# Start of DATA IN THIS EXERCISE
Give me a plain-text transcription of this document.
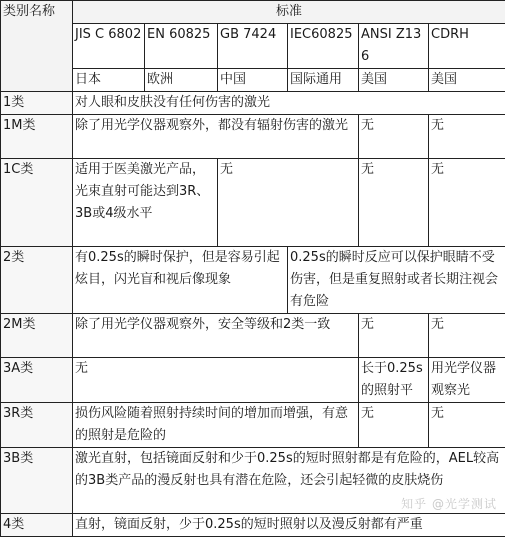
类别名称	标准					
	JIS C 6802	EN 60825	GB 7424	IEC60825	ANSI Z136	CDRH
	日本	欧洲	中国	国际通用	美国	美国
1类	对人眼和皮肤没有任何伤害的激光					
1M类	除了用光学仪器观察外，都没有辐射伤害的激光				无	无
1C类	适用于医美激光产品，光束直射可能达到3R、3B或4级水平		无		无	无
2类	有0.25s的瞬时保护，但是容易引起炫目，闪光盲和视后像现象			0.25s的瞬时反应可以保护眼睛不受伤害，但是重复照射或者长期注视会有危险		
2M类	除了用光学仪器观察外，安全等级和2类一致				无	无
3A类	无				长于0.25s的照射平	用光学仪器观察光
3R类	损伤风险随着照射持续时间的增加而增强，有意的照射是危险的				无	无
3B类	激光直射，包括镜面反射和少于0.25s的短时照射都是有危险的，AEL较高的3B类产品的漫反射也具有潜在危险，还会引起轻微的皮肤烧伤					
4类	直射，镜面反射，少于0.25s的短时照射以及漫反射都有严重					
知乎 @光学测试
# End of DATA IN THIS EXERCISE
- STATED EXERCISE -
Print out the lines exactly, skipping any picture.

- EXERCISE ANSWER -
Give me a plain-text transcription of this document.
类别名称	标准					
	JIS C 6802	EN 60825	GB 7424	IEC60825	ANSI Z136	CDRH
	日本	欧洲	中国	国际通用	美国	美国
1类	对人眼和皮肤没有任何伤害的激光					
1M类	除了用光学仪器观察外，都没有辐射伤害的激光				无	无
1C类	适用于医美激光产品，光束直射可能达到3R、3B或4级水平		无		无	无
2类	有0.25s的瞬时保护，但是容易引起炫目，闪光盲和视后像现象			0.25s的瞬时反应可以保护眼睛不受伤害，但是重复照射或者长期注视会有危险		
2M类	除了用光学仪器观察外，安全等级和2类一致				无	无
3A类	无				长于0.25s的照射平	用光学仪器观察光
3R类	损伤风险随着照射持续时间的增加而增强，有意的照射是危险的				无	无
3B类	激光直射，包括镜面反射和少于0.25s的短时照射都是有危险的，AEL较高的3B类产品的漫反射也具有潜在危险，还会引起轻微的皮肤烧伤					
4类	直射，镜面反射，少于0.25s的短时照射以及漫反射都有严重					
知乎 @光学测试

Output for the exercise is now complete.